--- SET EXERCISE ---
Show every line in the entries below where the word "XmlInfra" appears.

--- DATA LISTING ---
....

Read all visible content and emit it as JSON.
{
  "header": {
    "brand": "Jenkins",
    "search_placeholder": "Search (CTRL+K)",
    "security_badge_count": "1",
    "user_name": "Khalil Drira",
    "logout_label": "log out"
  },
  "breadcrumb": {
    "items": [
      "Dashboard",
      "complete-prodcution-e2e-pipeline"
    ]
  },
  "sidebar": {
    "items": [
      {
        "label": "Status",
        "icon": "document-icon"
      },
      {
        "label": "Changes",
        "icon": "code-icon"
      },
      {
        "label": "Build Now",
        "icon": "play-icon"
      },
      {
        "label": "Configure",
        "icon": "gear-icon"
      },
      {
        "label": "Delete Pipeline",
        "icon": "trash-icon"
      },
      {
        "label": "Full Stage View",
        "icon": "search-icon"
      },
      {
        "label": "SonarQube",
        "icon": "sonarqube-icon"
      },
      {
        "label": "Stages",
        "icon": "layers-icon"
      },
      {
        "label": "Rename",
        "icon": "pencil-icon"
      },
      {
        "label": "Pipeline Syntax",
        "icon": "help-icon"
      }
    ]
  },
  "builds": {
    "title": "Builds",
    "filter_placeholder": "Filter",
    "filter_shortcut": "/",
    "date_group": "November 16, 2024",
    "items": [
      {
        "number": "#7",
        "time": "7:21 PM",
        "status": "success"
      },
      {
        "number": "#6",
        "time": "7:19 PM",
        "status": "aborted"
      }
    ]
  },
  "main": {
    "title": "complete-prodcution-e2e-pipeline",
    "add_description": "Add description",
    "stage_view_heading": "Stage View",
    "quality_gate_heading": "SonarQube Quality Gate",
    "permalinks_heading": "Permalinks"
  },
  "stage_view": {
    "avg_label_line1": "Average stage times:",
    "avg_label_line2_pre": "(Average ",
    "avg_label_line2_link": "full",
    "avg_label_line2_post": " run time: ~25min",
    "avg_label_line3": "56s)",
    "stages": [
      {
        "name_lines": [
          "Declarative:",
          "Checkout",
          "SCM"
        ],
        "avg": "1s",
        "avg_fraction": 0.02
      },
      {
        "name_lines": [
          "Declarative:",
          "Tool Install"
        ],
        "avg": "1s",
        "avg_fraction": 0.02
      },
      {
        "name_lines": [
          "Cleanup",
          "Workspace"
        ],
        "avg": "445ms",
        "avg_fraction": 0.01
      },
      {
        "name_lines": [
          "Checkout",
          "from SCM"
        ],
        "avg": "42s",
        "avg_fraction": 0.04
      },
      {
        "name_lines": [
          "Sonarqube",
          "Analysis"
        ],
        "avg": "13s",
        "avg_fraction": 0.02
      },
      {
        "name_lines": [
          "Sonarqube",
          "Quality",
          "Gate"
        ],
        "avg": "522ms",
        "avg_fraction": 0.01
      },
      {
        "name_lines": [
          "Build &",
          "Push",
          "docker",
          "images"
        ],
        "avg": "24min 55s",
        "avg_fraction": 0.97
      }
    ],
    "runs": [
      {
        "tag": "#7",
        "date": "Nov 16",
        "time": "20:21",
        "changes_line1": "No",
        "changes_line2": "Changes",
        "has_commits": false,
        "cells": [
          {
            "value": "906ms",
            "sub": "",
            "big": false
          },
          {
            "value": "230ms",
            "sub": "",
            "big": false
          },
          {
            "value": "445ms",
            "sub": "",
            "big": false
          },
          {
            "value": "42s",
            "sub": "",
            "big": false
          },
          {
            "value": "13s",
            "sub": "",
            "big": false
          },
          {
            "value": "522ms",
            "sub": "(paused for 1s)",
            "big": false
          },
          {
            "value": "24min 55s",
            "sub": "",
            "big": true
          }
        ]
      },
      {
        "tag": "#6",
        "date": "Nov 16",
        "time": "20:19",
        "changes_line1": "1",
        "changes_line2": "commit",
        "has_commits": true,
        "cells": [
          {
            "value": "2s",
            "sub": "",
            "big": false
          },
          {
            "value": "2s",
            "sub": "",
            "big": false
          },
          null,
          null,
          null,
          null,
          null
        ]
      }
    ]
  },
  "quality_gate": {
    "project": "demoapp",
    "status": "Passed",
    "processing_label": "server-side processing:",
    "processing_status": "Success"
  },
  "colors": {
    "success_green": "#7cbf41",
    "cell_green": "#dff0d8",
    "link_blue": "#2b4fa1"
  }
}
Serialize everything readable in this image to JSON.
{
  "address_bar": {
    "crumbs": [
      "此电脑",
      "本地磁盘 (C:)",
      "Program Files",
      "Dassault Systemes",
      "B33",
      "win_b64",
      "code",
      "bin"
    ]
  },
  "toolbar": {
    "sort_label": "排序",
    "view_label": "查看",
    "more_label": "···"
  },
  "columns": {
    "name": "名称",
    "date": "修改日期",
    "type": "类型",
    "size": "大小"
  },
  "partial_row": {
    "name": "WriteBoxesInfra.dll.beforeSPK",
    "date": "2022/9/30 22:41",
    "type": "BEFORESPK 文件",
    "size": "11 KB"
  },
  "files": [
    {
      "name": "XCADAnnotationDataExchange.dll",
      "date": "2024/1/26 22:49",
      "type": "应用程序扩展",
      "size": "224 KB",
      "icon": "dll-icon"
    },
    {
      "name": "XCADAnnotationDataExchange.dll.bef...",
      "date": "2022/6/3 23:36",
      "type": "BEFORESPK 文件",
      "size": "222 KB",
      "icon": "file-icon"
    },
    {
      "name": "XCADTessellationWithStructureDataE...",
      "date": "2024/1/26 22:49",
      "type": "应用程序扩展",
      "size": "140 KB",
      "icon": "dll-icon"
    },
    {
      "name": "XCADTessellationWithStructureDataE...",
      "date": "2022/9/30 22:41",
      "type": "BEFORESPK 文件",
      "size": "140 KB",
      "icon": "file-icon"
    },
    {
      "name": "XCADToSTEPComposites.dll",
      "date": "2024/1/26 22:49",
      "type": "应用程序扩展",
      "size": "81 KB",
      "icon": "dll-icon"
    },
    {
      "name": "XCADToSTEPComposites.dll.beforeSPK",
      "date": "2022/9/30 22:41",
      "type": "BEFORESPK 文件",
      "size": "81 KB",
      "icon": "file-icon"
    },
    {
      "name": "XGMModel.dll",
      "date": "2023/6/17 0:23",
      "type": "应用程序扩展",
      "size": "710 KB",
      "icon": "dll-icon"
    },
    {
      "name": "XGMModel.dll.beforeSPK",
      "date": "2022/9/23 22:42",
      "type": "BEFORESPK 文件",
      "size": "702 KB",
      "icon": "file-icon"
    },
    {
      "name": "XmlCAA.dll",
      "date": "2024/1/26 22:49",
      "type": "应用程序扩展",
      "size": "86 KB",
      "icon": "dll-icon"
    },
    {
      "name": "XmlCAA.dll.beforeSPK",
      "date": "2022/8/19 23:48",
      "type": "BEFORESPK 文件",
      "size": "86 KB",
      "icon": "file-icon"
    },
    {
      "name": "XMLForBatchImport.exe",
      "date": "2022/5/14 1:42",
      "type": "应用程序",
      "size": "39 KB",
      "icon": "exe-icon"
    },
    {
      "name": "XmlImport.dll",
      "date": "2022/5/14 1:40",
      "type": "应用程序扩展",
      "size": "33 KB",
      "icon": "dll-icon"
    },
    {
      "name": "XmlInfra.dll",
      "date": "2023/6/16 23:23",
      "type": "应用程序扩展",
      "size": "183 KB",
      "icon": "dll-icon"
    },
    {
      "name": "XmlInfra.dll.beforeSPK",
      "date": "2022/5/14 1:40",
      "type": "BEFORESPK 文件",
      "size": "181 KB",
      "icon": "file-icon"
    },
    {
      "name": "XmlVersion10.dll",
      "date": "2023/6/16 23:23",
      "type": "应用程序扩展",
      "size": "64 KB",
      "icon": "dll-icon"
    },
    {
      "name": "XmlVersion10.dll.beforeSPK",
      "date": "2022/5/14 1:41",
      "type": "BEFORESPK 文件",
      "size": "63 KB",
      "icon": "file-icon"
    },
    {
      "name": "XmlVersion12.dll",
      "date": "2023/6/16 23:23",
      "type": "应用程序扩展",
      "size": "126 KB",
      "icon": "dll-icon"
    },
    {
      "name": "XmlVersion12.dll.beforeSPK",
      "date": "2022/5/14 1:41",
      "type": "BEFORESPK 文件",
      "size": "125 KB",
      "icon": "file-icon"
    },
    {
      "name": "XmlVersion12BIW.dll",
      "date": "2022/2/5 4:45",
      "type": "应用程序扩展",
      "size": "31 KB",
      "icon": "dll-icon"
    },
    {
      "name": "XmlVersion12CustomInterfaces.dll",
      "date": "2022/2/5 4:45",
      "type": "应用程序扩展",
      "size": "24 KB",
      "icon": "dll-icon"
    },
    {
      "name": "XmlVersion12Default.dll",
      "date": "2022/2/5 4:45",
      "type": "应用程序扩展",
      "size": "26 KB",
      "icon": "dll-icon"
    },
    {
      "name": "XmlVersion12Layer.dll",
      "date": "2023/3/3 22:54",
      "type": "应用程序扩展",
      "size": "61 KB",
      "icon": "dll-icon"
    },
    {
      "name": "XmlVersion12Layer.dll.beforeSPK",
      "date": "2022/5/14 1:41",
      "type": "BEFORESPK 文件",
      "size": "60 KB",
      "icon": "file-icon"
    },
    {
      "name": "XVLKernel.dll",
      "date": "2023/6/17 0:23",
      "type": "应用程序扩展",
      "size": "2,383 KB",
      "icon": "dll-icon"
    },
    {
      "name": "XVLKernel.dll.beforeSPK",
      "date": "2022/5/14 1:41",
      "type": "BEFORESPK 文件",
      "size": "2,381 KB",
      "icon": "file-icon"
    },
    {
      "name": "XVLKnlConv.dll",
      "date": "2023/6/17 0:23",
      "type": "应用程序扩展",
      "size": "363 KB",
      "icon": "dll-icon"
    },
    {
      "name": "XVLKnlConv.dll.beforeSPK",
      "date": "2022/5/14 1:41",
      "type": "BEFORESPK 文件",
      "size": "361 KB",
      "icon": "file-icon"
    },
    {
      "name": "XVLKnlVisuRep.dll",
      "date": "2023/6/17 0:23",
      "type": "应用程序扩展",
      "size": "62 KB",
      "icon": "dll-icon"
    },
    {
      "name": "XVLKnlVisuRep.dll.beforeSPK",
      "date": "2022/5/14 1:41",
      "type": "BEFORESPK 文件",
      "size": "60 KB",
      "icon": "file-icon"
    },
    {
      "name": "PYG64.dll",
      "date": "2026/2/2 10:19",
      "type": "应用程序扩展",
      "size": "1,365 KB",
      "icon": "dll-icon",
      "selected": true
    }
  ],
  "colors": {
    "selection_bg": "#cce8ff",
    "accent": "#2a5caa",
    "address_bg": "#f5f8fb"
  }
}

....

--- RIGHT ANSWER ---
      "name": "XmlInfra.dll",
      "name": "XmlInfra.dll.beforeSPK",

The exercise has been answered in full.